◆ Input rows

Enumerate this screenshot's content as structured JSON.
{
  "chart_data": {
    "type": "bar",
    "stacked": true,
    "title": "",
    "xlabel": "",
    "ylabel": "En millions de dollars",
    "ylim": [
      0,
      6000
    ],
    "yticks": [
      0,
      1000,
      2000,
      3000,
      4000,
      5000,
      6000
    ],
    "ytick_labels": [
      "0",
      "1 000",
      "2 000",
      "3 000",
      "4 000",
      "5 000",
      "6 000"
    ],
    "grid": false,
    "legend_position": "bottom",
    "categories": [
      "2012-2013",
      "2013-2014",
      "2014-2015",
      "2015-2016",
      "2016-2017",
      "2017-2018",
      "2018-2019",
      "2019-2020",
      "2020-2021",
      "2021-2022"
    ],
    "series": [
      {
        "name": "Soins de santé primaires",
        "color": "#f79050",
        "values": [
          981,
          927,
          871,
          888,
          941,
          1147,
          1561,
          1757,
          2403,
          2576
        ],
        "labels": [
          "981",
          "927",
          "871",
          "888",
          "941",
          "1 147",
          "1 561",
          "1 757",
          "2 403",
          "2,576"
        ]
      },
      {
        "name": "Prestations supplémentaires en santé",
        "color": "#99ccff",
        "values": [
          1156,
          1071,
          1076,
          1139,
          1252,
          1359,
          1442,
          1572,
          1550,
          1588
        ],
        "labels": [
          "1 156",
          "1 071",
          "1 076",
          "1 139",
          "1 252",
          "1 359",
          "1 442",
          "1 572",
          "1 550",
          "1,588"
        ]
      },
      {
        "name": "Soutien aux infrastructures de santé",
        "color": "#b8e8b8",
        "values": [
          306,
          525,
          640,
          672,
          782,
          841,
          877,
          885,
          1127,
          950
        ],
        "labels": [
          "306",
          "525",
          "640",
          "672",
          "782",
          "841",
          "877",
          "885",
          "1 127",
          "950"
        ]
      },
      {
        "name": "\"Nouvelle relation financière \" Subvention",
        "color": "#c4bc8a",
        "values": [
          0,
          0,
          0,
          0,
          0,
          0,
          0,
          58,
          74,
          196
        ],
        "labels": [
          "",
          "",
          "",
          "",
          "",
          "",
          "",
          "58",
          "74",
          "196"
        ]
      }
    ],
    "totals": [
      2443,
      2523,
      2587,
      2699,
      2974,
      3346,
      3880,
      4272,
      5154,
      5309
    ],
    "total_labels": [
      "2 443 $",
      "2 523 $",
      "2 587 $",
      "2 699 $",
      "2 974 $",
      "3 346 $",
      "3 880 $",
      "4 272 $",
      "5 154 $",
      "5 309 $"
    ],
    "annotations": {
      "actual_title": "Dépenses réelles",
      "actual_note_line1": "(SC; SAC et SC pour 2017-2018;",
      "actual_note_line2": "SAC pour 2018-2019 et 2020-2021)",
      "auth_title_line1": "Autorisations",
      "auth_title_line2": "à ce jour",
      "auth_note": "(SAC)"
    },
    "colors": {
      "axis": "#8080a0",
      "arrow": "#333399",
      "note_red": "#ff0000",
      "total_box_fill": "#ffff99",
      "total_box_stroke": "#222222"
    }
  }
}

◆ What you need to do
In the listing, find all lines with the string "name" and copy them.

◆ Solution
        "name": "Soins de santé primaires",
        "name": "Prestations supplémentaires en santé",
        "name": "Soutien aux infrastructures de santé",
        "name": "\"Nouvelle relation financière \" Subvention",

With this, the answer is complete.